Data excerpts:
_ _ _ _

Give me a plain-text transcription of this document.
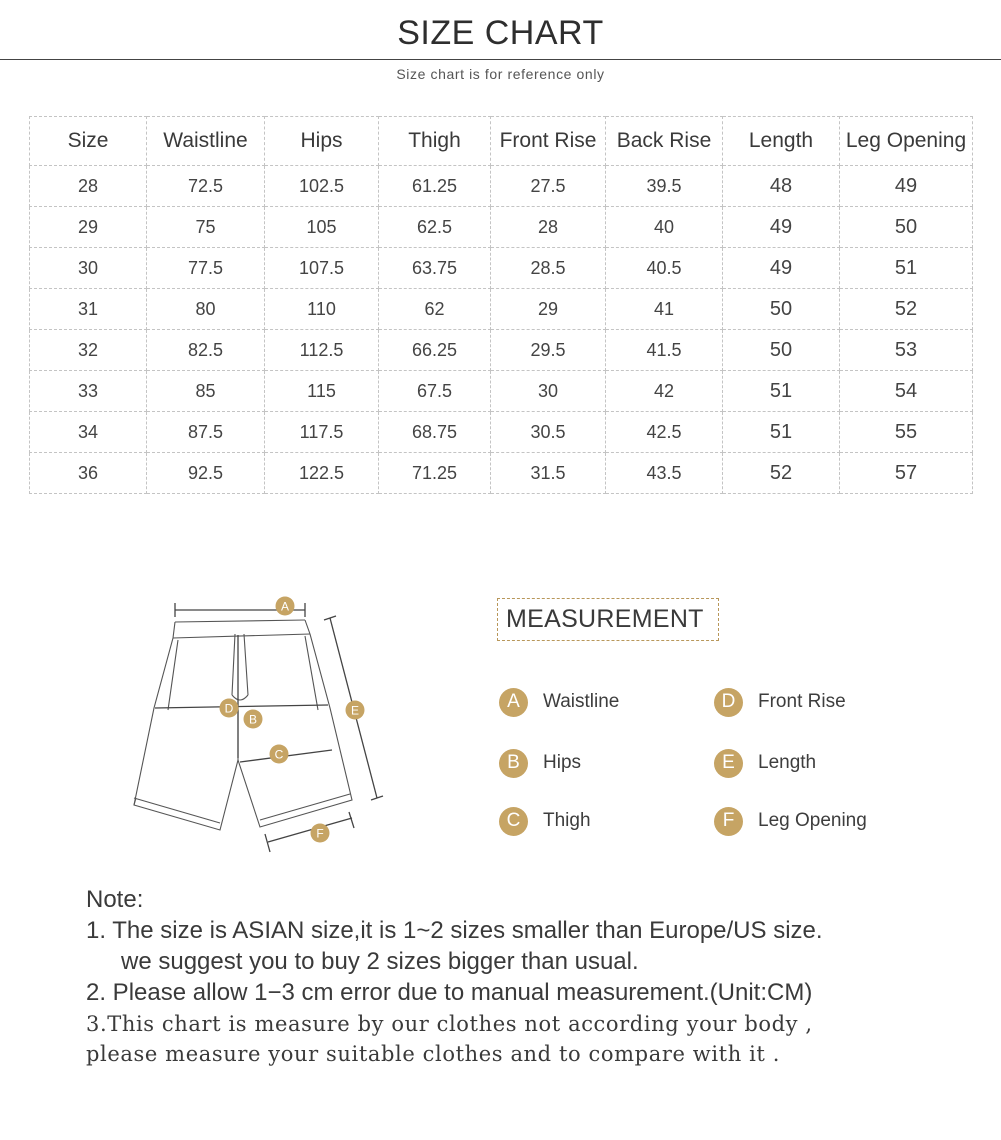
SIZE CHART
Size chart is for reference only
Size	Waistline	Hips	Thigh	Front Rise	Back Rise	Length	Leg Opening
28	72.5	102.5	61.25	27.5	39.5	48	49
29	75	105	62.5	28	40	49	50
30	77.5	107.5	63.75	28.5	40.5	49	51
31	80	110	62	29	41	50	52
32	82.5	112.5	66.25	29.5	41.5	50	53
33	85	115	67.5	30	42	51	54
34	87.5	117.5	68.75	30.5	42.5	51	55
36	92.5	122.5	71.25	31.5	43.5	52	57
A
B
C
D	E
F
MEASUREMENT
A	Waistline
B	Hips
C	Thigh
D	Front Rise
E	Length
F	Leg Opening
Note:
1. The size is ASIAN size,it is 1~2 sizes smaller than Europe/US size.
we suggest you to buy 2 sizes bigger than usual.
2. Please allow 1−3 cm error due to manual measurement.(Unit:CM)
3.This chart is measure by our clothes not according your body ,
please measure your suitable clothes and to compare with it .
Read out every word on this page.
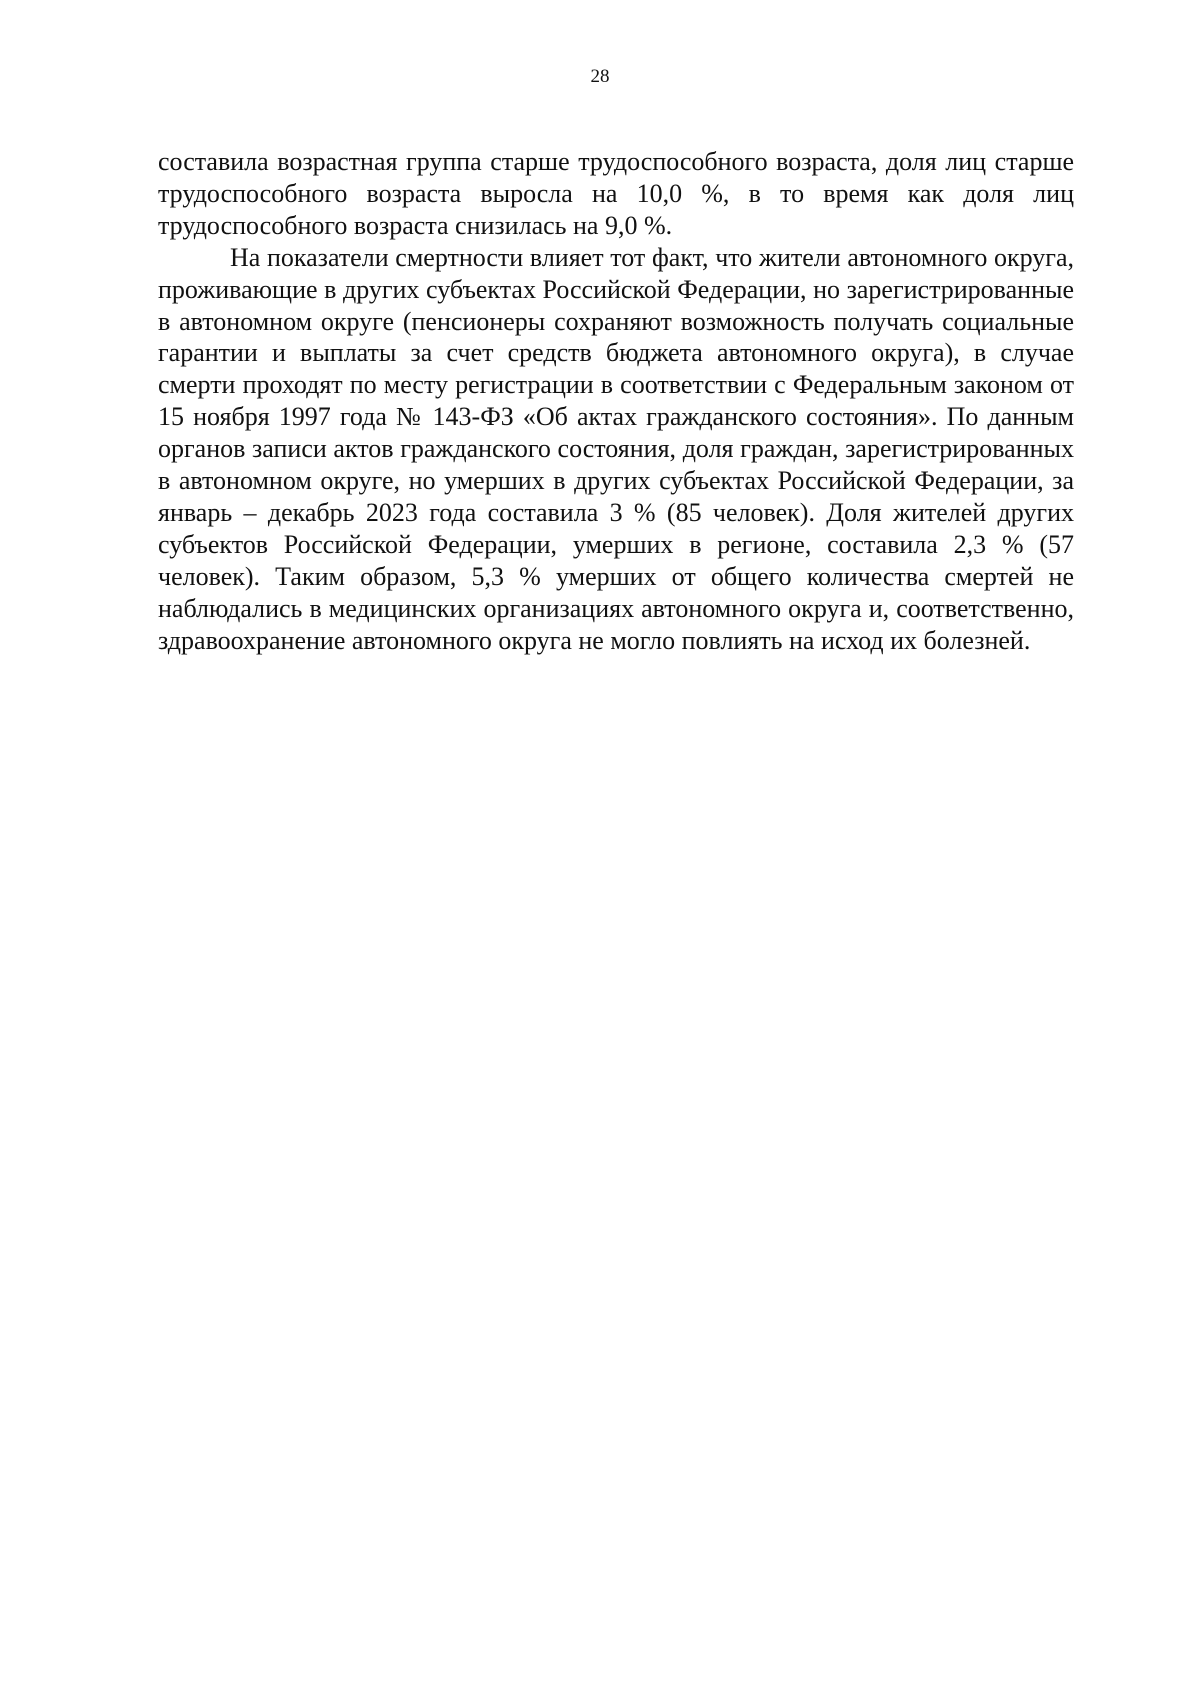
28

составила возрастная группа старше трудоспособного возраста, доля лиц старше трудоспособного возраста выросла на 10,0 %, в то время как доля лиц трудоспособного возраста снизилась на 9,0 %.

На показатели смертности влияет тот факт, что жители автономного округа, проживающие в других субъектах Российской Федерации, но зарегистрированные в автономном округе (пенсионеры сохраняют возможность получать социальные гарантии и выплаты за счет средств бюджета автономного округа), в случае смерти проходят по месту регистрации в соответствии с Федеральным законом от 15 ноября 1997 года № 143-ФЗ «Об актах гражданского состояния». По данным органов записи актов гражданского состояния, доля граждан, зарегистрированных в автономном округе, но умерших в других субъектах Российской Федерации, за январь – декабрь 2023 года составила 3 % (85 человек). Доля жителей других субъектов Российской Федерации, умерших в регионе, составила 2,3 % (57 человек). Таким образом, 5,3 % умерших от общего количества смертей не наблюдались в медицинских организациях автономного округа и, соответственно, здравоохранение автономного округа не могло повлиять на исход их болезней.
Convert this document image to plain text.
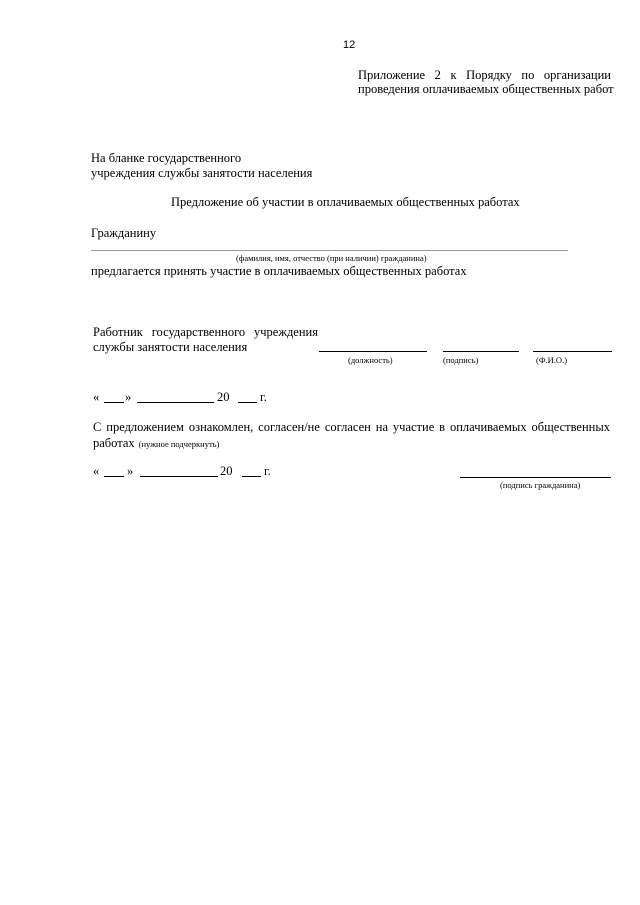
12
Приложение 2 к Порядку по организации
проведения оплачиваемых общественных работ
На бланке государственного
учреждения службы занятости населения
Предложение об участии в оплачиваемых общественных работах
Гражданину
(фамилия, имя, отчество (при наличии) гражданина)
предлагается принять участие в оплачиваемых общественных работах
Работник государственного учреждения
службы занятости населения
(должность)	(подпись)	(Ф.И.О.)
« »	20 г.
С предложением ознакомлен, согласен/не согласен на участие в оплачиваемых общественных
работах (нужное подчеркнуть)
« »	20	г.
(подпись гражданина)
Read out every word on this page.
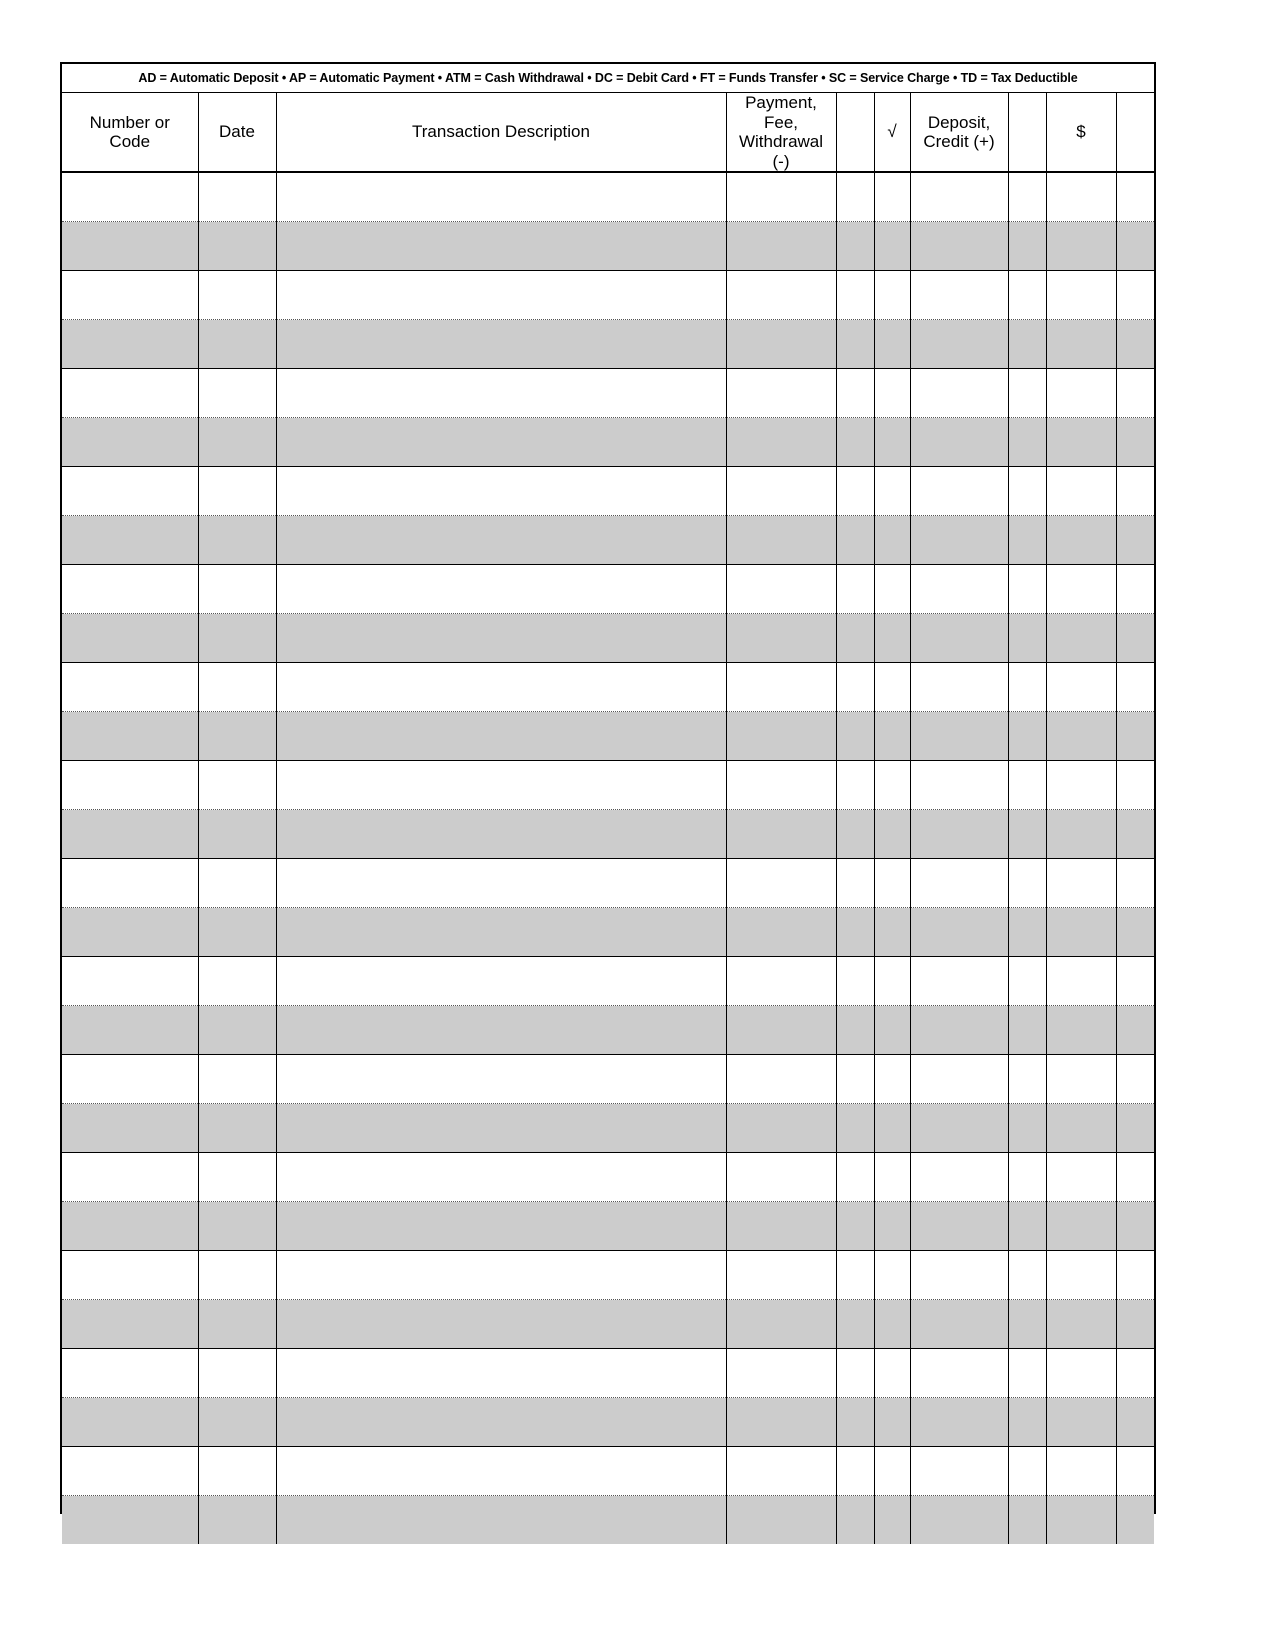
AD = Automatic Deposit • AP = Automatic Payment • ATM = Cash Withdrawal • DC = Debit Card • FT = Funds Transfer • SC = Service Charge • TD = Tax Deductible
Number or
Code	Date	Transaction Description	Payment, Fee,
Withdrawal (-)		√	Deposit,
Credit (+)		$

_ _ _ _

Problem to work on |
Pictures in the records above are left out; print everything else exactly as written.

Result of the exercise |
Give me a plain-text transcription of this document.
SIZE CHART
Size chart is for reference only
Size	Waistline	Hips	Thigh	Front Rise	Back Rise	Length	Leg Opening
28	72.5	102.5	61.25	27.5	39.5	48	49
29	75	105	62.5	28	40	49	50
30	77.5	107.5	63.75	28.5	40.5	49	51
31	80	110	62	29	41	50	52
32	82.5	112.5	66.25	29.5	41.5	50	53
33	85	115	67.5	30	42	51	54
34	87.5	117.5	68.75	30.5	42.5	51	55
36	92.5	122.5	71.25	31.5	43.5	52	57
A
B
C
D	E
F
MEASUREMENT
A	Waistline
B	Hips
C	Thigh
D	Front Rise
E	Length
F	Leg Opening
Note:
1. The size is ASIAN size,it is 1~2 sizes smaller than Europe/US size.
we suggest you to buy 2 sizes bigger than usual.
2. Please allow 1−3 cm error due to manual measurement.(Unit:CM)
3.This chart is measure by our clothes not according your body ,
please measure your suitable clothes and to compare with it .
Read out every word on this page.
28

составила возрастная группа старше трудоспособного возраста, доля лиц старше трудоспособного возраста выросла на 10,0 %, в то время как доля лиц трудоспособного возраста снизилась на 9,0 %.

На показатели смертности влияет тот факт, что жители автономного округа, проживающие в других субъектах Российской Федерации, но зарегистрированные в автономном округе (пенсионеры сохраняют возможность получать социальные гарантии и выплаты за счет средств бюджета автономного округа), в случае смерти проходят по месту регистрации в соответствии с Федеральным законом от 15 ноября 1997 года № 143-ФЗ «Об актах гражданского состояния». По данным органов записи актов гражданского состояния, доля граждан, зарегистрированных в автономном округе, но умерших в других субъектах Российской Федерации, за январь – декабрь 2023 года составила 3 % (85 человек). Доля жителей других субъектов Российской Федерации, умерших в регионе, составила 2,3 % (57 человек). Таким образом, 5,3 % умерших от общего количества смертей не наблюдались в медицинских организациях автономного округа и, соответственно, здравоохранение автономного округа не могло повлиять на исход их болезней.
Convert this document image to plain text.
12
Приложение 2 к Порядку по организации
проведения оплачиваемых общественных работ
На бланке государственного
учреждения службы занятости населения
Предложение об участии в оплачиваемых общественных работах
Гражданину
(фамилия, имя, отчество (при наличии) гражданина)
предлагается принять участие в оплачиваемых общественных работах
Работник государственного учреждения
службы занятости населения
(должность)	(подпись)	(Ф.И.О.)
« »	20 г.
С предложением ознакомлен, согласен/не согласен на участие в оплачиваемых общественных
работах (нужное подчеркнуть)
« »	20	г.
(подпись гражданина)
Read out every word on this page.
AD = Automatic Deposit • AP = Automatic Payment • ATM = Cash Withdrawal • DC = Debit Card • FT = Funds Transfer • SC = Service Charge • TD = Tax Deductible
Number or
Code	Date	Transaction Description	Payment, Fee,
Withdrawal (-)		√	Deposit,
Credit (+)		$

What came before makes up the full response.